İstenen görev A - Aşağıdaki ODTÜ Onur Yürüyüşü metnine göre şu ifadeler doğru mu: (i) Yürüyüş bu sene onuncu kez düzenlendi. (ii) Mezunlar kampüse alındı. (iii) Yürüyüşü ODTÜ Rektörlüğü yasakladı. Her ifadeye evet ya da hayır diye cevap verin ve kararı belirleyen sözleri metinden aynen alıntılayın.

Gösterilen metin -

Bu sene onuncusu düzenlenen geleneksel ODTÜ Onur Yürüyüşü, polis şiddetine sahne oldu. ODTÜ Rektörlüğü tarafından yasaklanan yürüyüş, yasaklara ve polis tehdidine rağmen yapılınca kampüse polis girdi. Polisin saldırılarına rağmen kampüsün her yerini eylem alanına çeviren ODTÜ'lüler "Kayyumlar gidecek lubunyalar kalacak" dedi.


Yürüyüş öncesinde kısıtlamalar

Yürüyüşün hemen öncesinde Rektörlük tarafından ziyaretçi sistemi kapatıldı. Akademisyenlerin, idari personellerin ve öğrencilerin kampüse ziyaretçi sokması yasaklandı. Mezunlar dahi kapılardan alınmadı.

Kampüs girişlerinde çevik kuvvet birlikleri ve TOMA’lar da gün içerisinde hazır bekletildi.

İstenen görev B - Aşağıdaki satırlarda "rotate-right-button[interactable] [106, 227, 132, 253]" bulunan satırdan başlayın ve "color-swatch[interactable] [823, 491, 837, 500]" bulunan satırdan sonra durun. İki uç dahil, bu satırları hiçbir değişiklik yapmadan aynen kopyalayın.

Veri kümesi satırları -
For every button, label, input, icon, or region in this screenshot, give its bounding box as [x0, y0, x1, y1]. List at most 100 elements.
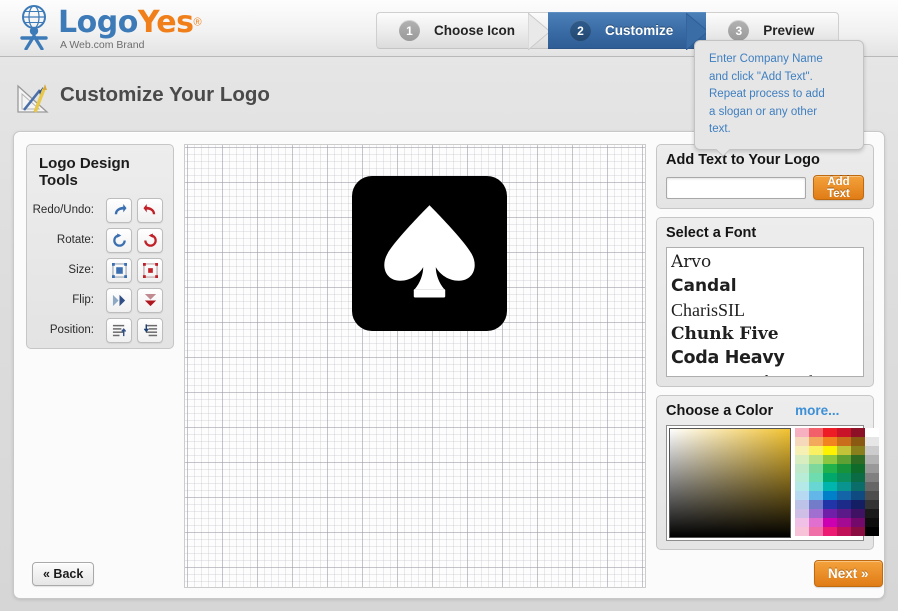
rotate-right-button[interactable] [106, 227, 132, 253]
flip-vertical-button[interactable] [137, 287, 163, 313]
color-gradient-field[interactable] [669, 428, 791, 538]
rotate-left-button[interactable] [137, 227, 163, 253]
color-swatch[interactable] [851, 473, 865, 482]
add-text-button[interactable]: Add Text [813, 175, 864, 200]
color-swatch[interactable] [809, 482, 823, 491]
color-swatch[interactable] [795, 455, 809, 464]
color-swatch[interactable] [809, 455, 823, 464]
color-swatch[interactable] [823, 455, 837, 464]
step-customize[interactable]: 2 Customize [548, 12, 709, 50]
color-swatch[interactable] [837, 437, 851, 446]
color-swatch[interactable] [865, 527, 879, 536]
color-swatch[interactable] [823, 437, 837, 446]
logo-preview-tile[interactable] [352, 176, 507, 331]
color-swatch[interactable] [837, 446, 851, 455]
color-swatch[interactable] [795, 500, 809, 509]
color-swatch-grid[interactable] [795, 428, 879, 538]
font-option-chunk-five[interactable]: Chunk Five [671, 322, 863, 346]
color-swatch[interactable] [851, 491, 865, 500]
color-swatch[interactable] [795, 428, 809, 437]
color-swatch[interactable] [823, 509, 837, 518]
color-swatch[interactable] [823, 491, 837, 500]
color-swatch[interactable] [823, 482, 837, 491]
color-swatch[interactable] [865, 464, 879, 473]
font-option-candal[interactable]: Candal [671, 274, 863, 298]
color-swatch[interactable] [809, 464, 823, 473]
align-up-button[interactable] [106, 317, 132, 343]
color-swatch[interactable] [837, 455, 851, 464]
color-swatch[interactable] [809, 500, 823, 509]
color-swatch[interactable] [795, 482, 809, 491]
back-button[interactable]: « Back [32, 562, 95, 586]
undo-button[interactable] [137, 197, 163, 223]
color-swatch[interactable] [865, 455, 879, 464]
brand-logo[interactable]: LogoYes® A Web.com Brand [14, 4, 202, 52]
color-swatch[interactable] [865, 509, 879, 518]
color-swatch[interactable] [809, 518, 823, 527]
color-swatch[interactable] [823, 464, 837, 473]
color-swatch[interactable] [851, 464, 865, 473]
next-button[interactable]: Next » [814, 560, 883, 587]
color-swatch[interactable] [809, 437, 823, 446]
color-swatch[interactable] [809, 527, 823, 536]
color-swatch[interactable] [851, 500, 865, 509]
color-swatch[interactable] [823, 446, 837, 455]
color-swatch[interactable] [851, 446, 865, 455]
color-swatch[interactable] [795, 527, 809, 536]
color-swatch[interactable] [837, 518, 851, 527]
logo-canvas[interactable] [184, 144, 646, 588]
color-swatch[interactable] [837, 473, 851, 482]
color-swatch[interactable] [837, 491, 851, 500]
font-option-arvo[interactable]: Arvo [671, 250, 863, 274]
color-swatch[interactable] [837, 428, 851, 437]
font-option-coda-heavy[interactable]: Coda Heavy [671, 346, 863, 370]
redo-button[interactable] [106, 197, 132, 223]
color-swatch[interactable] [851, 482, 865, 491]
font-option-eb-garamond[interactable]: EB Garamond Regular [671, 370, 863, 376]
size-increase-button[interactable] [106, 257, 132, 283]
color-swatch[interactable] [823, 428, 837, 437]
color-swatch[interactable] [851, 527, 865, 536]
size-decrease-button[interactable] [137, 257, 163, 283]
color-swatch[interactable] [837, 482, 851, 491]
color-swatch[interactable] [865, 500, 879, 509]
color-swatch[interactable] [865, 518, 879, 527]
color-swatch[interactable] [865, 428, 879, 437]
color-swatch[interactable] [837, 509, 851, 518]
color-swatch[interactable] [809, 473, 823, 482]
color-swatch[interactable] [851, 509, 865, 518]
color-swatch[interactable] [851, 518, 865, 527]
color-swatch[interactable] [795, 491, 809, 500]
color-swatch[interactable] [795, 473, 809, 482]
color-swatch[interactable] [865, 473, 879, 482]
color-swatch[interactable] [809, 491, 823, 500]
color-swatch[interactable] [795, 437, 809, 446]
color-swatch[interactable] [851, 455, 865, 464]
color-swatch[interactable] [837, 527, 851, 536]
color-swatch[interactable] [795, 446, 809, 455]
color-swatch[interactable] [851, 428, 865, 437]
color-swatch[interactable] [823, 500, 837, 509]
color-swatch[interactable] [809, 446, 823, 455]
company-name-input[interactable] [666, 176, 806, 199]
color-swatch[interactable] [823, 518, 837, 527]
more-colors-link[interactable]: more... [795, 403, 839, 418]
color-swatch[interactable] [795, 518, 809, 527]
color-swatch[interactable] [865, 446, 879, 455]
align-down-button[interactable] [137, 317, 163, 343]
color-swatch[interactable] [837, 464, 851, 473]
color-swatch[interactable] [809, 509, 823, 518]
font-option-charissil[interactable]: CharisSIL [671, 298, 863, 322]
color-swatch[interactable] [865, 437, 879, 446]
color-swatch[interactable] [809, 428, 823, 437]
flip-horizontal-button[interactable] [106, 287, 132, 313]
color-swatch[interactable] [823, 527, 837, 536]
step-choose-icon[interactable]: 1 Choose Icon [376, 12, 551, 50]
color-swatch[interactable] [823, 473, 837, 482]
color-swatch[interactable] [865, 491, 879, 500]
color-swatch[interactable] [795, 509, 809, 518]
color-swatch[interactable] [851, 437, 865, 446]
color-swatch[interactable] [795, 464, 809, 473]
color-swatch[interactable] [865, 482, 879, 491]
font-list[interactable]: Arvo Candal CharisSIL Chunk Five Coda He… [666, 247, 864, 377]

Alıştırma sonucu A -
(i) Evet: "Bu sene onuncusu düzenlenen geleneksel ODTÜ Onur Yürüyüşü"
(ii) Hayır: "Mezunlar dahi kapılardan alınmadı."
(iii) Evet: "ODTÜ Rektörlüğü tarafından yasaklanan yürüyüş"

Alıştırma sonucu B -
rotate-right-button[interactable] [106, 227, 132, 253]
flip-vertical-button[interactable] [137, 287, 163, 313]
color-gradient-field[interactable] [669, 428, 791, 538]
rotate-left-button[interactable] [137, 227, 163, 253]
color-swatch[interactable] [851, 473, 865, 482]
add-text-button[interactable]: Add Text [813, 175, 864, 200]
color-swatch[interactable] [809, 482, 823, 491]
color-swatch[interactable] [795, 455, 809, 464]
color-swatch[interactable] [809, 455, 823, 464]
color-swatch[interactable] [823, 455, 837, 464]
step-customize[interactable]: 2 Customize [548, 12, 709, 50]
color-swatch[interactable] [837, 437, 851, 446]
color-swatch[interactable] [865, 527, 879, 536]
color-swatch[interactable] [823, 437, 837, 446]
logo-preview-tile[interactable] [352, 176, 507, 331]
color-swatch[interactable] [837, 446, 851, 455]
color-swatch[interactable] [795, 500, 809, 509]
color-swatch-grid[interactable] [795, 428, 879, 538]
font-option-chunk-five[interactable]: Chunk Five [671, 322, 863, 346]
color-swatch[interactable] [851, 491, 865, 500]
color-swatch[interactable] [795, 428, 809, 437]
color-swatch[interactable] [823, 509, 837, 518]
color-swatch[interactable] [823, 491, 837, 500]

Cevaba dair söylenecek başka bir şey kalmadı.